• EXERCISE GOAL: Output the material beneath exactly, leaving nothing out.

• RECORDS FOR PROCESSING:
____________

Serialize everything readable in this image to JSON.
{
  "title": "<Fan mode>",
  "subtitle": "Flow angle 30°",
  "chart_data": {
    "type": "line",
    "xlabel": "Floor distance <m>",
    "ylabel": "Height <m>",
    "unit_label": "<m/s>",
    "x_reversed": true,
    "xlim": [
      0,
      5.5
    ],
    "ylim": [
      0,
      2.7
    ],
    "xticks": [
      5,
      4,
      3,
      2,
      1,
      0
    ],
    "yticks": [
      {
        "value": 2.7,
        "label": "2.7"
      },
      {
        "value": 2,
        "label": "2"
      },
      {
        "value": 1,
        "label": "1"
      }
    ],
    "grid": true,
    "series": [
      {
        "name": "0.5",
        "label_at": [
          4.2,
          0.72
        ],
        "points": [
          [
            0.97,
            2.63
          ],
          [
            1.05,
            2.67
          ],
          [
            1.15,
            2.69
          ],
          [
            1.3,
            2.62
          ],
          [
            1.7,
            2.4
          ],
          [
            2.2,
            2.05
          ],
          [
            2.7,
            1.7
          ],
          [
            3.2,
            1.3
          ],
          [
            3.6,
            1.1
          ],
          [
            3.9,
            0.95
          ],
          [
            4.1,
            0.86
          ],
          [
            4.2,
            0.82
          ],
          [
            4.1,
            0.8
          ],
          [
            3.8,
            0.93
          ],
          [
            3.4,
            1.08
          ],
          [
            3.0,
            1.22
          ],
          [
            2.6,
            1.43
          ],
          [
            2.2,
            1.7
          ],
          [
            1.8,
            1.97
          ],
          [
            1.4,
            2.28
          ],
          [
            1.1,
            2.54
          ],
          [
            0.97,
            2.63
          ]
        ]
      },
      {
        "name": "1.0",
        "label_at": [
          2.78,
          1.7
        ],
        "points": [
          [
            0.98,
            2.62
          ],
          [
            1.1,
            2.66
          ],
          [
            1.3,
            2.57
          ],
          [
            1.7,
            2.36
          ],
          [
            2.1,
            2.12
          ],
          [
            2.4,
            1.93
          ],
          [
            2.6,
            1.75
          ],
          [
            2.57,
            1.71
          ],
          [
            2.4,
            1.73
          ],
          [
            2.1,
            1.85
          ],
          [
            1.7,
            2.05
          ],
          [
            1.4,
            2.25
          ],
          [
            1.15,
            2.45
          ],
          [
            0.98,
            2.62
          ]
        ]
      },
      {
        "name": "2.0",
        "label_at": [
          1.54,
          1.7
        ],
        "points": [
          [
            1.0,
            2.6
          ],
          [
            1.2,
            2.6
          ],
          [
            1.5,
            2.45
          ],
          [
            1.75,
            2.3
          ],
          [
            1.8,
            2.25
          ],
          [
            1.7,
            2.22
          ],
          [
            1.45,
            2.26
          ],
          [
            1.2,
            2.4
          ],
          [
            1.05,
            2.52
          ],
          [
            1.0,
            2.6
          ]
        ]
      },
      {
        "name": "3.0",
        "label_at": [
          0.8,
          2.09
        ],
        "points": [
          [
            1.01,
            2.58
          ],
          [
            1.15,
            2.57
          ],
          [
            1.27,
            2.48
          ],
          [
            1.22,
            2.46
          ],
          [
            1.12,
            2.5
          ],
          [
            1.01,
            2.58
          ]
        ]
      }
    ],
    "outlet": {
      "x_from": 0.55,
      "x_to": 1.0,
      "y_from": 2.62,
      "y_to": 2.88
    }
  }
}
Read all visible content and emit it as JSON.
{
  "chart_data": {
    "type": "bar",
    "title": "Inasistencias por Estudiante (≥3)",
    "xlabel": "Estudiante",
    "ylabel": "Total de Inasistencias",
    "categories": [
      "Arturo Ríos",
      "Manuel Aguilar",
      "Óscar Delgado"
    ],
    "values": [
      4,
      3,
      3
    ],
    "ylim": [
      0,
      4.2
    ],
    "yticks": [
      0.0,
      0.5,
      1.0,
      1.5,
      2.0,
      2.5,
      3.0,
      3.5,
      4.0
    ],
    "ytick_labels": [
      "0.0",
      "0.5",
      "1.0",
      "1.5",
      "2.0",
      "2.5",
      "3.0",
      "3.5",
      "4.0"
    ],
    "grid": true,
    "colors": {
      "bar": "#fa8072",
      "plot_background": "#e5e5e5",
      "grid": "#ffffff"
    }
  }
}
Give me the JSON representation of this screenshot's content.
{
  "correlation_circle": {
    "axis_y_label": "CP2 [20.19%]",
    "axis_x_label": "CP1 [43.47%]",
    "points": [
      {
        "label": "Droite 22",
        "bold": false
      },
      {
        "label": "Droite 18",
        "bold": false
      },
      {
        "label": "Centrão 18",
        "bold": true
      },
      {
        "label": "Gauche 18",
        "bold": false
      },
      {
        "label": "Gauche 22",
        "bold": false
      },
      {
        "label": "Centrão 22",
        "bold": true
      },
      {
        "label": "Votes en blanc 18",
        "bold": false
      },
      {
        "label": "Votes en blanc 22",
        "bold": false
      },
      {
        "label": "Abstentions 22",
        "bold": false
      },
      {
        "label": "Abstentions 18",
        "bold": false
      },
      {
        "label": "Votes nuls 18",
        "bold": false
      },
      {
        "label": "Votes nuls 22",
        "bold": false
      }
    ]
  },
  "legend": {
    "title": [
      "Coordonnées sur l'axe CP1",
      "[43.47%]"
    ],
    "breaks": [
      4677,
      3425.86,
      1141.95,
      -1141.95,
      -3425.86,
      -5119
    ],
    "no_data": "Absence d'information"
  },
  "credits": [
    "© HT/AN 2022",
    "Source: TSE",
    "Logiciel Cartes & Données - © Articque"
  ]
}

____________

• EXERCISE RESULT:
Serialize everything readable in this image to JSON.
{
  "title": "<Fan mode>",
  "subtitle": "Flow angle 30°",
  "chart_data": {
    "type": "line",
    "xlabel": "Floor distance <m>",
    "ylabel": "Height <m>",
    "unit_label": "<m/s>",
    "x_reversed": true,
    "xlim": [
      0,
      5.5
    ],
    "ylim": [
      0,
      2.7
    ],
    "xticks": [
      5,
      4,
      3,
      2,
      1,
      0
    ],
    "yticks": [
      {
        "value": 2.7,
        "label": "2.7"
      },
      {
        "value": 2,
        "label": "2"
      },
      {
        "value": 1,
        "label": "1"
      }
    ],
    "grid": true,
    "series": [
      {
        "name": "0.5",
        "label_at": [
          4.2,
          0.72
        ],
        "points": [
          [
            0.97,
            2.63
          ],
          [
            1.05,
            2.67
          ],
          [
            1.15,
            2.69
          ],
          [
            1.3,
            2.62
          ],
          [
            1.7,
            2.4
          ],
          [
            2.2,
            2.05
          ],
          [
            2.7,
            1.7
          ],
          [
            3.2,
            1.3
          ],
          [
            3.6,
            1.1
          ],
          [
            3.9,
            0.95
          ],
          [
            4.1,
            0.86
          ],
          [
            4.2,
            0.82
          ],
          [
            4.1,
            0.8
          ],
          [
            3.8,
            0.93
          ],
          [
            3.4,
            1.08
          ],
          [
            3.0,
            1.22
          ],
          [
            2.6,
            1.43
          ],
          [
            2.2,
            1.7
          ],
          [
            1.8,
            1.97
          ],
          [
            1.4,
            2.28
          ],
          [
            1.1,
            2.54
          ],
          [
            0.97,
            2.63
          ]
        ]
      },
      {
        "name": "1.0",
        "label_at": [
          2.78,
          1.7
        ],
        "points": [
          [
            0.98,
            2.62
          ],
          [
            1.1,
            2.66
          ],
          [
            1.3,
            2.57
          ],
          [
            1.7,
            2.36
          ],
          [
            2.1,
            2.12
          ],
          [
            2.4,
            1.93
          ],
          [
            2.6,
            1.75
          ],
          [
            2.57,
            1.71
          ],
          [
            2.4,
            1.73
          ],
          [
            2.1,
            1.85
          ],
          [
            1.7,
            2.05
          ],
          [
            1.4,
            2.25
          ],
          [
            1.15,
            2.45
          ],
          [
            0.98,
            2.62
          ]
        ]
      },
      {
        "name": "2.0",
        "label_at": [
          1.54,
          1.7
        ],
        "points": [
          [
            1.0,
            2.6
          ],
          [
            1.2,
            2.6
          ],
          [
            1.5,
            2.45
          ],
          [
            1.75,
            2.3
          ],
          [
            1.8,
            2.25
          ],
          [
            1.7,
            2.22
          ],
          [
            1.45,
            2.26
          ],
          [
            1.2,
            2.4
          ],
          [
            1.05,
            2.52
          ],
          [
            1.0,
            2.6
          ]
        ]
      },
      {
        "name": "3.0",
        "label_at": [
          0.8,
          2.09
        ],
        "points": [
          [
            1.01,
            2.58
          ],
          [
            1.15,
            2.57
          ],
          [
            1.27,
            2.48
          ],
          [
            1.22,
            2.46
          ],
          [
            1.12,
            2.5
          ],
          [
            1.01,
            2.58
          ]
        ]
      }
    ],
    "outlet": {
      "x_from": 0.55,
      "x_to": 1.0,
      "y_from": 2.62,
      "y_to": 2.88
    }
  }
}
Read all visible content and emit it as JSON.
{
  "chart_data": {
    "type": "bar",
    "title": "Inasistencias por Estudiante (≥3)",
    "xlabel": "Estudiante",
    "ylabel": "Total de Inasistencias",
    "categories": [
      "Arturo Ríos",
      "Manuel Aguilar",
      "Óscar Delgado"
    ],
    "values": [
      4,
      3,
      3
    ],
    "ylim": [
      0,
      4.2
    ],
    "yticks": [
      0.0,
      0.5,
      1.0,
      1.5,
      2.0,
      2.5,
      3.0,
      3.5,
      4.0
    ],
    "ytick_labels": [
      "0.0",
      "0.5",
      "1.0",
      "1.5",
      "2.0",
      "2.5",
      "3.0",
      "3.5",
      "4.0"
    ],
    "grid": true,
    "colors": {
      "bar": "#fa8072",
      "plot_background": "#e5e5e5",
      "grid": "#ffffff"
    }
  }
}
Give me the JSON representation of this screenshot's content.
{
  "correlation_circle": {
    "axis_y_label": "CP2 [20.19%]",
    "axis_x_label": "CP1 [43.47%]",
    "points": [
      {
        "label": "Droite 22",
        "bold": false
      },
      {
        "label": "Droite 18",
        "bold": false
      },
      {
        "label": "Centrão 18",
        "bold": true
      },
      {
        "label": "Gauche 18",
        "bold": false
      },
      {
        "label": "Gauche 22",
        "bold": false
      },
      {
        "label": "Centrão 22",
        "bold": true
      },
      {
        "label": "Votes en blanc 18",
        "bold": false
      },
      {
        "label": "Votes en blanc 22",
        "bold": false
      },
      {
        "label": "Abstentions 22",
        "bold": false
      },
      {
        "label": "Abstentions 18",
        "bold": false
      },
      {
        "label": "Votes nuls 18",
        "bold": false
      },
      {
        "label": "Votes nuls 22",
        "bold": false
      }
    ]
  },
  "legend": {
    "title": [
      "Coordonnées sur l'axe CP1",
      "[43.47%]"
    ],
    "breaks": [
      4677,
      3425.86,
      1141.95,
      -1141.95,
      -3425.86,
      -5119
    ],
    "no_data": "Absence d'information"
  },
  "credits": [
    "© HT/AN 2022",
    "Source: TSE",
    "Logiciel Cartes & Données - © Articque"
  ]
}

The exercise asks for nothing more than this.